▸ The records:
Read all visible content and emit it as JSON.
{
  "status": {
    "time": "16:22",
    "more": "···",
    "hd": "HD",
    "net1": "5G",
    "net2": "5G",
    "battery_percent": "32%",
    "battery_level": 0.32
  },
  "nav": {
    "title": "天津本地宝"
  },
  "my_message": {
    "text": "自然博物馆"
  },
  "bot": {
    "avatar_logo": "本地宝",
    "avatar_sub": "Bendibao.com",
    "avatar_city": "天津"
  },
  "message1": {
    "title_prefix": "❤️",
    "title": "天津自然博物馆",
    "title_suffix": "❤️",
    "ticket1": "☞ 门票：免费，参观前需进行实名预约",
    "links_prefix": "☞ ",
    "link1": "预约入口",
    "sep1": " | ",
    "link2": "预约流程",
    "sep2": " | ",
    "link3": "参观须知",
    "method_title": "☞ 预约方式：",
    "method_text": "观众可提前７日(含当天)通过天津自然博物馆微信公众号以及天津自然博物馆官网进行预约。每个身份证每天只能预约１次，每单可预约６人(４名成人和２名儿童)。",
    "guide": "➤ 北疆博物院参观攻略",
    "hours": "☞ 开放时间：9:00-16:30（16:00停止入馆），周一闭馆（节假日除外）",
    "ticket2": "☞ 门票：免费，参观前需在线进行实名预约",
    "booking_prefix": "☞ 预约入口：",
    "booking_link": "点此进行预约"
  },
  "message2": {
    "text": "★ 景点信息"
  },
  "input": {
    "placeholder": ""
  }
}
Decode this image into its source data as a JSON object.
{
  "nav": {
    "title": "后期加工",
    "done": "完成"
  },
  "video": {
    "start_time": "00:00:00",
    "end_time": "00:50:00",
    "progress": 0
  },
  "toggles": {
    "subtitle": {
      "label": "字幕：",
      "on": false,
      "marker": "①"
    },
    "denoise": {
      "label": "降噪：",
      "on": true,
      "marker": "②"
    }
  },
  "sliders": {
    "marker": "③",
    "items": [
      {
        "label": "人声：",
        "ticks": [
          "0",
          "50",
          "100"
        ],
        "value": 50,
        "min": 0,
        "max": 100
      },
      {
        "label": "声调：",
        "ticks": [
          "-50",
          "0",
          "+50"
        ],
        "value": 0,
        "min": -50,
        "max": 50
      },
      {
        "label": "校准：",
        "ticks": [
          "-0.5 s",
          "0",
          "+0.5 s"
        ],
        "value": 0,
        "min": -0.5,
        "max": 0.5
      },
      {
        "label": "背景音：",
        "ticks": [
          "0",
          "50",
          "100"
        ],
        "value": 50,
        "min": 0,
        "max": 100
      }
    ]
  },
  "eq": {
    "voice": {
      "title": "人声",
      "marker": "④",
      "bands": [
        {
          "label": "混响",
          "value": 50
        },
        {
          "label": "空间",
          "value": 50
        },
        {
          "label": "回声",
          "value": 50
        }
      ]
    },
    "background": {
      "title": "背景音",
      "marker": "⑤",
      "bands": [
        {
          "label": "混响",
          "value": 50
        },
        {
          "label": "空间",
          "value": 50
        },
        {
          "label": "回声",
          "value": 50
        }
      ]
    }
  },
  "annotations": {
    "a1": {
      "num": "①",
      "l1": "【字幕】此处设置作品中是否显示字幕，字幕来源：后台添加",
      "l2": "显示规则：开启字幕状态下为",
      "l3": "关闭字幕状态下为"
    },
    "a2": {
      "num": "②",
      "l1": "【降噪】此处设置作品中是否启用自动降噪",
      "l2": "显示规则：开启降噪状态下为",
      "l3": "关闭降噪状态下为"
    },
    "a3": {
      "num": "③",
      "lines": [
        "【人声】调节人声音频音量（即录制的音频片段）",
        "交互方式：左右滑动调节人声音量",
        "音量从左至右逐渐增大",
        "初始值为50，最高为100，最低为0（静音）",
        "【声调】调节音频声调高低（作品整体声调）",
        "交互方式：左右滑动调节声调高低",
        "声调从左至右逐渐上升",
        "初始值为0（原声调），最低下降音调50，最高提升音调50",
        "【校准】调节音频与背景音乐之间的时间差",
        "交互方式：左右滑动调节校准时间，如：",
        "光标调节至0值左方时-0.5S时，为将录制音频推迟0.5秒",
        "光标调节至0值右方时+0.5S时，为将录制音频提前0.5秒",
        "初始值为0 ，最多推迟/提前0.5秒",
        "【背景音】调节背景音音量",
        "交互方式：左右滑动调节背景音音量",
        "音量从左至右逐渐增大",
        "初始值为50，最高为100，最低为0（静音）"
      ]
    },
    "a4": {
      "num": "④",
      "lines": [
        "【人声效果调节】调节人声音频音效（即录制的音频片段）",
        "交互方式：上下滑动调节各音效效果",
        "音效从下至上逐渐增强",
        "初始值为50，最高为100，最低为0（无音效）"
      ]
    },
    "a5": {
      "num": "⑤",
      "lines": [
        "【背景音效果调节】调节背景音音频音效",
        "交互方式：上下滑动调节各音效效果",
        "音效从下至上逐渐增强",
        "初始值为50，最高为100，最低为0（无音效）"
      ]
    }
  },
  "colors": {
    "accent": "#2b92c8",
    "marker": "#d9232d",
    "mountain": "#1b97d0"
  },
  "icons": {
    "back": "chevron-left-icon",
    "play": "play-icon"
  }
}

▸ Goal: Output the lines above verbatim and in full.

▸ Exercise solution:
Read all visible content and emit it as JSON.
{
  "status": {
    "time": "16:22",
    "more": "···",
    "hd": "HD",
    "net1": "5G",
    "net2": "5G",
    "battery_percent": "32%",
    "battery_level": 0.32
  },
  "nav": {
    "title": "天津本地宝"
  },
  "my_message": {
    "text": "自然博物馆"
  },
  "bot": {
    "avatar_logo": "本地宝",
    "avatar_sub": "Bendibao.com",
    "avatar_city": "天津"
  },
  "message1": {
    "title_prefix": "❤️",
    "title": "天津自然博物馆",
    "title_suffix": "❤️",
    "ticket1": "☞ 门票：免费，参观前需进行实名预约",
    "links_prefix": "☞ ",
    "link1": "预约入口",
    "sep1": " | ",
    "link2": "预约流程",
    "sep2": " | ",
    "link3": "参观须知",
    "method_title": "☞ 预约方式：",
    "method_text": "观众可提前７日(含当天)通过天津自然博物馆微信公众号以及天津自然博物馆官网进行预约。每个身份证每天只能预约１次，每单可预约６人(４名成人和２名儿童)。",
    "guide": "➤ 北疆博物院参观攻略",
    "hours": "☞ 开放时间：9:00-16:30（16:00停止入馆），周一闭馆（节假日除外）",
    "ticket2": "☞ 门票：免费，参观前需在线进行实名预约",
    "booking_prefix": "☞ 预约入口：",
    "booking_link": "点此进行预约"
  },
  "message2": {
    "text": "★ 景点信息"
  },
  "input": {
    "placeholder": ""
  }
}
Decode this image into its source data as a JSON object.
{
  "nav": {
    "title": "后期加工",
    "done": "完成"
  },
  "video": {
    "start_time": "00:00:00",
    "end_time": "00:50:00",
    "progress": 0
  },
  "toggles": {
    "subtitle": {
      "label": "字幕：",
      "on": false,
      "marker": "①"
    },
    "denoise": {
      "label": "降噪：",
      "on": true,
      "marker": "②"
    }
  },
  "sliders": {
    "marker": "③",
    "items": [
      {
        "label": "人声：",
        "ticks": [
          "0",
          "50",
          "100"
        ],
        "value": 50,
        "min": 0,
        "max": 100
      },
      {
        "label": "声调：",
        "ticks": [
          "-50",
          "0",
          "+50"
        ],
        "value": 0,
        "min": -50,
        "max": 50
      },
      {
        "label": "校准：",
        "ticks": [
          "-0.5 s",
          "0",
          "+0.5 s"
        ],
        "value": 0,
        "min": -0.5,
        "max": 0.5
      },
      {
        "label": "背景音：",
        "ticks": [
          "0",
          "50",
          "100"
        ],
        "value": 50,
        "min": 0,
        "max": 100
      }
    ]
  },
  "eq": {
    "voice": {
      "title": "人声",
      "marker": "④",
      "bands": [
        {
          "label": "混响",
          "value": 50
        },
        {
          "label": "空间",
          "value": 50
        },
        {
          "label": "回声",
          "value": 50
        }
      ]
    },
    "background": {
      "title": "背景音",
      "marker": "⑤",
      "bands": [
        {
          "label": "混响",
          "value": 50
        },
        {
          "label": "空间",
          "value": 50
        },
        {
          "label": "回声",
          "value": 50
        }
      ]
    }
  },
  "annotations": {
    "a1": {
      "num": "①",
      "l1": "【字幕】此处设置作品中是否显示字幕，字幕来源：后台添加",
      "l2": "显示规则：开启字幕状态下为",
      "l3": "关闭字幕状态下为"
    },
    "a2": {
      "num": "②",
      "l1": "【降噪】此处设置作品中是否启用自动降噪",
      "l2": "显示规则：开启降噪状态下为",
      "l3": "关闭降噪状态下为"
    },
    "a3": {
      "num": "③",
      "lines": [
        "【人声】调节人声音频音量（即录制的音频片段）",
        "交互方式：左右滑动调节人声音量",
        "音量从左至右逐渐增大",
        "初始值为50，最高为100，最低为0（静音）",
        "【声调】调节音频声调高低（作品整体声调）",
        "交互方式：左右滑动调节声调高低",
        "声调从左至右逐渐上升",
        "初始值为0（原声调），最低下降音调50，最高提升音调50",
        "【校准】调节音频与背景音乐之间的时间差",
        "交互方式：左右滑动调节校准时间，如：",
        "光标调节至0值左方时-0.5S时，为将录制音频推迟0.5秒",
        "光标调节至0值右方时+0.5S时，为将录制音频提前0.5秒",
        "初始值为0 ，最多推迟/提前0.5秒",
        "【背景音】调节背景音音量",
        "交互方式：左右滑动调节背景音音量",
        "音量从左至右逐渐增大",
        "初始值为50，最高为100，最低为0（静音）"
      ]
    },
    "a4": {
      "num": "④",
      "lines": [
        "【人声效果调节】调节人声音频音效（即录制的音频片段）",
        "交互方式：上下滑动调节各音效效果",
        "音效从下至上逐渐增强",
        "初始值为50，最高为100，最低为0（无音效）"
      ]
    },
    "a5": {
      "num": "⑤",
      "lines": [
        "【背景音效果调节】调节背景音音频音效",
        "交互方式：上下滑动调节各音效效果",
        "音效从下至上逐渐增强",
        "初始值为50，最高为100，最低为0（无音效）"
      ]
    }
  },
  "colors": {
    "accent": "#2b92c8",
    "marker": "#d9232d",
    "mountain": "#1b97d0"
  },
  "icons": {
    "back": "chevron-left-icon",
    "play": "play-icon"
  }
}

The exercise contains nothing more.